» **Information supplied**:
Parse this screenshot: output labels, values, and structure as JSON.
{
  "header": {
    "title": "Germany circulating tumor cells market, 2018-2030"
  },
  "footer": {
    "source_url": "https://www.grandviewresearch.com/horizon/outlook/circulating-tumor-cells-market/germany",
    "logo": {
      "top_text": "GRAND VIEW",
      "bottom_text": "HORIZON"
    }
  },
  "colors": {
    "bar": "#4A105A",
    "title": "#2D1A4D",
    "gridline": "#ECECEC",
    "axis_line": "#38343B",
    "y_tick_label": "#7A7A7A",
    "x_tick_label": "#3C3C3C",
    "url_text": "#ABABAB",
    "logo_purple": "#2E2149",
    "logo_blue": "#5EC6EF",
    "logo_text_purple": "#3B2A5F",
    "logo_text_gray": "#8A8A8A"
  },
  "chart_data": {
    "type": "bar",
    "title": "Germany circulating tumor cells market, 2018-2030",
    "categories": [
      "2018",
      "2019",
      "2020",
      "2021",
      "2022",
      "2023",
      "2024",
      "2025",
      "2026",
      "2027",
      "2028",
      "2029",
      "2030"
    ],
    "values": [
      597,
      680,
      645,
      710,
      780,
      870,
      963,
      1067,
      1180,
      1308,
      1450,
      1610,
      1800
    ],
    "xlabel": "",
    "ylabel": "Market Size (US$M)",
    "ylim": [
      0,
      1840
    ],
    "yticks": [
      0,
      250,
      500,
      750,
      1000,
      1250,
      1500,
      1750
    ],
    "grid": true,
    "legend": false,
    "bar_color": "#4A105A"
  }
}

---

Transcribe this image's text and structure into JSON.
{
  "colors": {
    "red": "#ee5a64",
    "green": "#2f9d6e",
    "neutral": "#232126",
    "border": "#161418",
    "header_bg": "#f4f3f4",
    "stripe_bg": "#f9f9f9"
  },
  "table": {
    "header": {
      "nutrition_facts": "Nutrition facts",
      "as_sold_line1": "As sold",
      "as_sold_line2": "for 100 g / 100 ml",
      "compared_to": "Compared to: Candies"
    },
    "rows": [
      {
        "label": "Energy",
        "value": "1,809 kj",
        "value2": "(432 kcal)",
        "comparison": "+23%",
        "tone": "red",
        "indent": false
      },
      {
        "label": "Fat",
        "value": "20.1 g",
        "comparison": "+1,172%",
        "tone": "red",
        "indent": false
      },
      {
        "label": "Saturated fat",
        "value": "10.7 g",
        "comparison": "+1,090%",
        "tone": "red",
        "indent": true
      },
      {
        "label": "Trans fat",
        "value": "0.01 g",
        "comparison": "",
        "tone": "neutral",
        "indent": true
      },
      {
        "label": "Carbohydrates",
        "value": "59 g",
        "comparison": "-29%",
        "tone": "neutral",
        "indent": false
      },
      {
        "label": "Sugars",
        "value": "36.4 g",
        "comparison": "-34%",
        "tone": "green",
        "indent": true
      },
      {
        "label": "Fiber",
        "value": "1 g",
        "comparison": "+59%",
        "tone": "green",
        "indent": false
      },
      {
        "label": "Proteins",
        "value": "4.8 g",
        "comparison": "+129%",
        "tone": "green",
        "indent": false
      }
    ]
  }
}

» **Work instruction**: Go through the listing above and pull out each line containing the word "comparison".

» **Output**:
        "comparison": "+23%",
        "comparison": "+1,172%",
        "comparison": "+1,090%",
        "comparison": "",
        "comparison": "-29%",
        "comparison": "-34%",
        "comparison": "+59%",
        "comparison": "+129%",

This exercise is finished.